-- WHAT YOU SHOULD DO --
Transcribe the records in full, keeping every character as it is.

-- GIVEN RECORDS --
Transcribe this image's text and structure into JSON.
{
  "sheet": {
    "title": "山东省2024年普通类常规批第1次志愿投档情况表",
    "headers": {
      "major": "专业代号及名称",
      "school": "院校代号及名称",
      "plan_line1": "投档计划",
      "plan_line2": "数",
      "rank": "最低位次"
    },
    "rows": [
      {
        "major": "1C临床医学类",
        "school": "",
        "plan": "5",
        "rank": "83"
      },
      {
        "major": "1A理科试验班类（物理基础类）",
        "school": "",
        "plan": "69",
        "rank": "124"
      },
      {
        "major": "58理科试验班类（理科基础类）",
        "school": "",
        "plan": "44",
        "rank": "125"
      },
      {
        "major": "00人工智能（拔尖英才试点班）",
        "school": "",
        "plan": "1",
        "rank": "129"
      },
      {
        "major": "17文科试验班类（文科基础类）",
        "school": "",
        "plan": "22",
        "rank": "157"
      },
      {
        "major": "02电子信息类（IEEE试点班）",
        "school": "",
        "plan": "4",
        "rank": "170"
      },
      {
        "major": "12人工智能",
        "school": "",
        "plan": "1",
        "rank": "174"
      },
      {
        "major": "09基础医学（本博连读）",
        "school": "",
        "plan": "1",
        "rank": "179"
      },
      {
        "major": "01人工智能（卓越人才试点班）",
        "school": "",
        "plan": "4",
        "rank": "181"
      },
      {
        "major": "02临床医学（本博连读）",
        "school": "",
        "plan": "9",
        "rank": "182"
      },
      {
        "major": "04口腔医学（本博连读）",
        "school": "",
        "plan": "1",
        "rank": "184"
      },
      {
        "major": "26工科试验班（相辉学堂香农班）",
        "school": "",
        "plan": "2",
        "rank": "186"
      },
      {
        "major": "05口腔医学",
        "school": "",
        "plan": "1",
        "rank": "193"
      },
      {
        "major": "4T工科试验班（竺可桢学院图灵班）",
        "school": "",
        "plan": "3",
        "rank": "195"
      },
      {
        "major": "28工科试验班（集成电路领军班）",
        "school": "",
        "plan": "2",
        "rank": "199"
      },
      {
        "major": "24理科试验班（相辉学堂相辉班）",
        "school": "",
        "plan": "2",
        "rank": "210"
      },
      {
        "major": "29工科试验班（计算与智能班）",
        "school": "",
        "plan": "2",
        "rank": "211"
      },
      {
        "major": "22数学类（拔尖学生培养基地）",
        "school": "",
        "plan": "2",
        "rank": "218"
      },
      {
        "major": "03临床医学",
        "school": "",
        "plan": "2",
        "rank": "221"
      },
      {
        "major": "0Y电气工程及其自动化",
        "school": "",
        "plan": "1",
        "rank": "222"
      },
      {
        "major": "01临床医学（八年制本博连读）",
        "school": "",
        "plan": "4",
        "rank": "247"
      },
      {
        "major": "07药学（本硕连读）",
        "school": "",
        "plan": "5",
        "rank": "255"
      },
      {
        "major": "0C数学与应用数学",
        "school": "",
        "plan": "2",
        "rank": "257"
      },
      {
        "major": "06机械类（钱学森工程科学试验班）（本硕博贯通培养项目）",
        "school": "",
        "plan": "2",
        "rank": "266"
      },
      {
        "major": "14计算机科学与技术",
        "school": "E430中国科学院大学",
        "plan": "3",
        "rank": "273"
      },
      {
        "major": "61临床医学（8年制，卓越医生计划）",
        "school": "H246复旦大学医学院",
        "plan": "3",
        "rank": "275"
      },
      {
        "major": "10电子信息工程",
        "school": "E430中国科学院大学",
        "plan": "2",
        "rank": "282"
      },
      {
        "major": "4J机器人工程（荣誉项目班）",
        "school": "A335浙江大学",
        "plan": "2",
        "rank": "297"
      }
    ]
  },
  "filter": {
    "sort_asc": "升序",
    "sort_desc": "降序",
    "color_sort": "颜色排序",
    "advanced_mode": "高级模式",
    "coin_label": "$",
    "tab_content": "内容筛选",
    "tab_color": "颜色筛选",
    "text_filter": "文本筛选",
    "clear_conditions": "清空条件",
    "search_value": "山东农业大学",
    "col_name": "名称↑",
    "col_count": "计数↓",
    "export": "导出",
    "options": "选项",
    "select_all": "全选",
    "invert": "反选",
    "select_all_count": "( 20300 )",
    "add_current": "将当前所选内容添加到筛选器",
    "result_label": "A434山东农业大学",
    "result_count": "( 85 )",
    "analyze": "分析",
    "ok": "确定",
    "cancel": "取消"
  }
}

-- COMPLETE OUTPUT --
Transcribe this image's text and structure into JSON.
{
  "sheet": {
    "title": "山东省2024年普通类常规批第1次志愿投档情况表",
    "headers": {
      "major": "专业代号及名称",
      "school": "院校代号及名称",
      "plan_line1": "投档计划",
      "plan_line2": "数",
      "rank": "最低位次"
    },
    "rows": [
      {
        "major": "1C临床医学类",
        "school": "",
        "plan": "5",
        "rank": "83"
      },
      {
        "major": "1A理科试验班类（物理基础类）",
        "school": "",
        "plan": "69",
        "rank": "124"
      },
      {
        "major": "58理科试验班类（理科基础类）",
        "school": "",
        "plan": "44",
        "rank": "125"
      },
      {
        "major": "00人工智能（拔尖英才试点班）",
        "school": "",
        "plan": "1",
        "rank": "129"
      },
      {
        "major": "17文科试验班类（文科基础类）",
        "school": "",
        "plan": "22",
        "rank": "157"
      },
      {
        "major": "02电子信息类（IEEE试点班）",
        "school": "",
        "plan": "4",
        "rank": "170"
      },
      {
        "major": "12人工智能",
        "school": "",
        "plan": "1",
        "rank": "174"
      },
      {
        "major": "09基础医学（本博连读）",
        "school": "",
        "plan": "1",
        "rank": "179"
      },
      {
        "major": "01人工智能（卓越人才试点班）",
        "school": "",
        "plan": "4",
        "rank": "181"
      },
      {
        "major": "02临床医学（本博连读）",
        "school": "",
        "plan": "9",
        "rank": "182"
      },
      {
        "major": "04口腔医学（本博连读）",
        "school": "",
        "plan": "1",
        "rank": "184"
      },
      {
        "major": "26工科试验班（相辉学堂香农班）",
        "school": "",
        "plan": "2",
        "rank": "186"
      },
      {
        "major": "05口腔医学",
        "school": "",
        "plan": "1",
        "rank": "193"
      },
      {
        "major": "4T工科试验班（竺可桢学院图灵班）",
        "school": "",
        "plan": "3",
        "rank": "195"
      },
      {
        "major": "28工科试验班（集成电路领军班）",
        "school": "",
        "plan": "2",
        "rank": "199"
      },
      {
        "major": "24理科试验班（相辉学堂相辉班）",
        "school": "",
        "plan": "2",
        "rank": "210"
      },
      {
        "major": "29工科试验班（计算与智能班）",
        "school": "",
        "plan": "2",
        "rank": "211"
      },
      {
        "major": "22数学类（拔尖学生培养基地）",
        "school": "",
        "plan": "2",
        "rank": "218"
      },
      {
        "major": "03临床医学",
        "school": "",
        "plan": "2",
        "rank": "221"
      },
      {
        "major": "0Y电气工程及其自动化",
        "school": "",
        "plan": "1",
        "rank": "222"
      },
      {
        "major": "01临床医学（八年制本博连读）",
        "school": "",
        "plan": "4",
        "rank": "247"
      },
      {
        "major": "07药学（本硕连读）",
        "school": "",
        "plan": "5",
        "rank": "255"
      },
      {
        "major": "0C数学与应用数学",
        "school": "",
        "plan": "2",
        "rank": "257"
      },
      {
        "major": "06机械类（钱学森工程科学试验班）（本硕博贯通培养项目）",
        "school": "",
        "plan": "2",
        "rank": "266"
      },
      {
        "major": "14计算机科学与技术",
        "school": "E430中国科学院大学",
        "plan": "3",
        "rank": "273"
      },
      {
        "major": "61临床医学（8年制，卓越医生计划）",
        "school": "H246复旦大学医学院",
        "plan": "3",
        "rank": "275"
      },
      {
        "major": "10电子信息工程",
        "school": "E430中国科学院大学",
        "plan": "2",
        "rank": "282"
      },
      {
        "major": "4J机器人工程（荣誉项目班）",
        "school": "A335浙江大学",
        "plan": "2",
        "rank": "297"
      }
    ]
  },
  "filter": {
    "sort_asc": "升序",
    "sort_desc": "降序",
    "color_sort": "颜色排序",
    "advanced_mode": "高级模式",
    "coin_label": "$",
    "tab_content": "内容筛选",
    "tab_color": "颜色筛选",
    "text_filter": "文本筛选",
    "clear_conditions": "清空条件",
    "search_value": "山东农业大学",
    "col_name": "名称↑",
    "col_count": "计数↓",
    "export": "导出",
    "options": "选项",
    "select_all": "全选",
    "invert": "反选",
    "select_all_count": "( 20300 )",
    "add_current": "将当前所选内容添加到筛选器",
    "result_label": "A434山东农业大学",
    "result_count": "( 85 )",
    "analyze": "分析",
    "ok": "确定",
    "cancel": "取消"
  }
}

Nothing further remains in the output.